WRITTEN EXERCISE: Make an exact copy of the lines, leaving the pictures out.

##### DATASET ROWS

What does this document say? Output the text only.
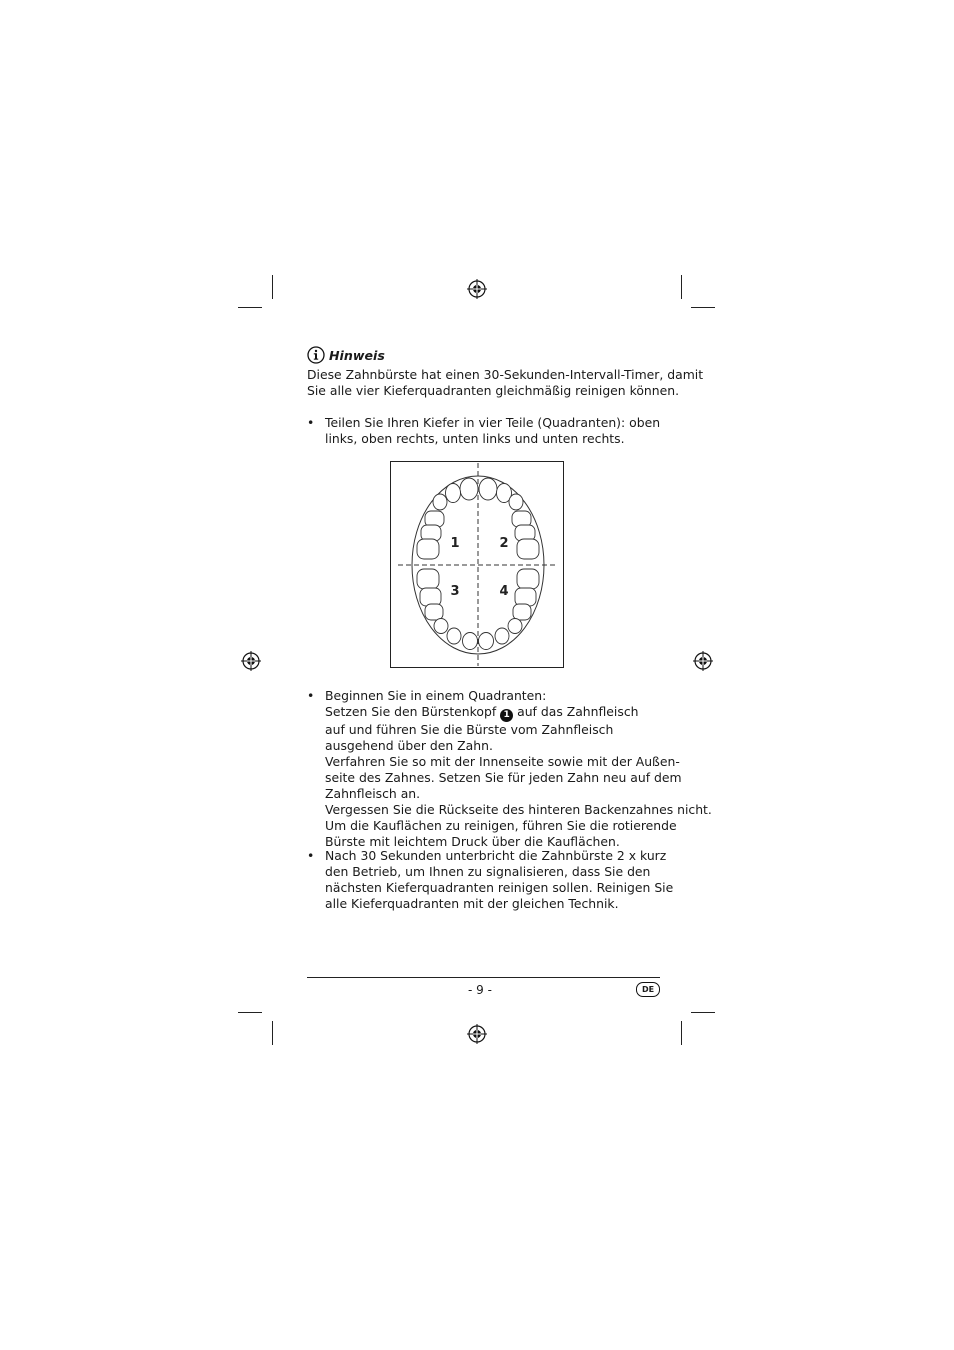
Hinweis
Diese Zahnbürste hat einen 30-Sekunden-Intervall-Timer, damit
Sie alle vier Kieferquadranten gleichmäßig reinigen können.
• Teilen Sie Ihren Kiefer in vier Teile (Quadranten): oben
links, oben rechts, unten links und unten rechts.
1	2
3	4
• Beginnen Sie in einem Quadranten:
Setzen Sie den Bürstenkopf 1 auf das Zahnfleisch
auf und führen Sie die Bürste vom Zahnfleisch
ausgehend über den Zahn.
Verfahren Sie so mit der Innenseite sowie mit der Außen-
seite des Zahnes. Setzen Sie für jeden Zahn neu auf dem
Zahnfleisch an.
Vergessen Sie die Rückseite des hinteren Backenzahnes nicht.
Um die Kauflächen zu reinigen, führen Sie die rotierende
Bürste mit leichtem Druck über die Kauflächen.
• Nach 30 Sekunden unterbricht die Zahnbürste 2 x kurz
den Betrieb, um Ihnen zu signalisieren, dass Sie den
nächsten Kieferquadranten reinigen sollen. Reinigen Sie
alle Kieferquadranten mit der gleichen Technik.
- 9 -	DE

##########

ANSWER BELOW:
What does this document say? Output the text only.
Hinweis
Diese Zahnbürste hat einen 30-Sekunden-Intervall-Timer, damit
Sie alle vier Kieferquadranten gleichmäßig reinigen können.
• Teilen Sie Ihren Kiefer in vier Teile (Quadranten): oben
links, oben rechts, unten links und unten rechts.
1	2
3	4
• Beginnen Sie in einem Quadranten:
Setzen Sie den Bürstenkopf 1 auf das Zahnfleisch
auf und führen Sie die Bürste vom Zahnfleisch
ausgehend über den Zahn.
Verfahren Sie so mit der Innenseite sowie mit der Außen-
seite des Zahnes. Setzen Sie für jeden Zahn neu auf dem
Zahnfleisch an.
Vergessen Sie die Rückseite des hinteren Backenzahnes nicht.
Um die Kauflächen zu reinigen, führen Sie die rotierende
Bürste mit leichtem Druck über die Kauflächen.
• Nach 30 Sekunden unterbricht die Zahnbürste 2 x kurz
den Betrieb, um Ihnen zu signalisieren, dass Sie den
nächsten Kieferquadranten reinigen sollen. Reinigen Sie
alle Kieferquadranten mit der gleichen Technik.
- 9 -	DE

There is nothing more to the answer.